Directions for this task :: Take down each entry exactly as written.

Given data ::
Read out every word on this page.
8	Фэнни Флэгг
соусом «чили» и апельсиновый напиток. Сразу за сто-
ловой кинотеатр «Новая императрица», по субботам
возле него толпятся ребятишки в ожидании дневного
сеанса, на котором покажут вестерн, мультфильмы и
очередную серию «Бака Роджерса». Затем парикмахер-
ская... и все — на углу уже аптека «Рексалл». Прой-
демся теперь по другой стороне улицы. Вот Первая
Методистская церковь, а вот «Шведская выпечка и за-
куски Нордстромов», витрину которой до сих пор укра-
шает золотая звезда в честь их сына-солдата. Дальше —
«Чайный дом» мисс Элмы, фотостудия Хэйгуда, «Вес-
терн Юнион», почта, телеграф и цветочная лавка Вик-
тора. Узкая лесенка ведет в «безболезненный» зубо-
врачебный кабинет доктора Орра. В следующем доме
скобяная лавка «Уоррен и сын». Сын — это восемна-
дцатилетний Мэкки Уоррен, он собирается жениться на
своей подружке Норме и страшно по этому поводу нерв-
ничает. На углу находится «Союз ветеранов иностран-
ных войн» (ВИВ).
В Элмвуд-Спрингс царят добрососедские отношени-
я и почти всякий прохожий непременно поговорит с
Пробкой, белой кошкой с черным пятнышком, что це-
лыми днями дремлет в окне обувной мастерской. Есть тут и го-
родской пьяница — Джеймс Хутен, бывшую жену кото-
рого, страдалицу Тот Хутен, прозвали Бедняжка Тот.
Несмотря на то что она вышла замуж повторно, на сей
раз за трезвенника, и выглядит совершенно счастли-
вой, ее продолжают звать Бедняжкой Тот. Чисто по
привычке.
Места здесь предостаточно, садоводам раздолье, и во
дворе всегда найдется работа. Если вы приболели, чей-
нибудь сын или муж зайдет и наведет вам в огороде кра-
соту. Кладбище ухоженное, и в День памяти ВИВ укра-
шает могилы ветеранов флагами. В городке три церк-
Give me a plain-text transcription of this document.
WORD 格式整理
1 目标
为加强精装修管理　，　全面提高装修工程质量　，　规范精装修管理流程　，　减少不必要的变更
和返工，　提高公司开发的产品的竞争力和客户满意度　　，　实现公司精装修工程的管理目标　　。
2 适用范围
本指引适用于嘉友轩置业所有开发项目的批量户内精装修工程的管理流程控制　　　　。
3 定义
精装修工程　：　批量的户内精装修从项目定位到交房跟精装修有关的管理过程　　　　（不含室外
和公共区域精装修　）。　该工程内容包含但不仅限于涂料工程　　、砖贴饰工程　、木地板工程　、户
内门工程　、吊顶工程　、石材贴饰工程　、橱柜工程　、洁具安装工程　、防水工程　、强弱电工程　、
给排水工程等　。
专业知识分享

Solved problem ::
Read out every word on this page.
8	Фэнни Флэгг
соусом «чили» и апельсиновый напиток. Сразу за сто-
ловой кинотеатр «Новая императрица», по субботам
возле него толпятся ребятишки в ожидании дневного
сеанса, на котором покажут вестерн, мультфильмы и
очередную серию «Бака Роджерса». Затем парикмахер-
ская... и все — на углу уже аптека «Рексалл». Прой-
демся теперь по другой стороне улицы. Вот Первая
Методистская церковь, а вот «Шведская выпечка и за-
куски Нордстромов», витрину которой до сих пор укра-
шает золотая звезда в честь их сына-солдата. Дальше —
«Чайный дом» мисс Элмы, фотостудия Хэйгуда, «Вес-
терн Юнион», почта, телеграф и цветочная лавка Вик-
тора. Узкая лесенка ведет в «безболезненный» зубо-
врачебный кабинет доктора Орра. В следующем доме
скобяная лавка «Уоррен и сын». Сын — это восемна-
дцатилетний Мэкки Уоррен, он собирается жениться на
своей подружке Норме и страшно по этому поводу нерв-
ничает. На углу находится «Союз ветеранов иностран-
ных войн» (ВИВ).
В Элмвуд-Спрингс царят добрососедские отношени-
я и почти всякий прохожий непременно поговорит с
Пробкой, белой кошкой с черным пятнышком, что це-
лыми днями дремлет в окне обувной мастерской. Есть тут и го-
родской пьяница — Джеймс Хутен, бывшую жену кото-
рого, страдалицу Тот Хутен, прозвали Бедняжка Тот.
Несмотря на то что она вышла замуж повторно, на сей
раз за трезвенника, и выглядит совершенно счастли-
вой, ее продолжают звать Бедняжкой Тот. Чисто по
привычке.
Места здесь предостаточно, садоводам раздолье, и во
дворе всегда найдется работа. Если вы приболели, чей-
нибудь сын или муж зайдет и наведет вам в огороде кра-
соту. Кладбище ухоженное, и в День памяти ВИВ укра-
шает могилы ветеранов флагами. В городке три церк-
Give me a plain-text transcription of this document.
WORD 格式整理
1 目标
为加强精装修管理　，　全面提高装修工程质量　，　规范精装修管理流程　，　减少不必要的变更
和返工，　提高公司开发的产品的竞争力和客户满意度　　，　实现公司精装修工程的管理目标　　。
2 适用范围
本指引适用于嘉友轩置业所有开发项目的批量户内精装修工程的管理流程控制　　　　。
3 定义
精装修工程　：　批量的户内精装修从项目定位到交房跟精装修有关的管理过程　　　　（不含室外
和公共区域精装修　）。　该工程内容包含但不仅限于涂料工程　　、砖贴饰工程　、木地板工程　、户
内门工程　、吊顶工程　、石材贴饰工程　、橱柜工程　、洁具安装工程　、防水工程　、强弱电工程　、
给排水工程等　。
专业知识分享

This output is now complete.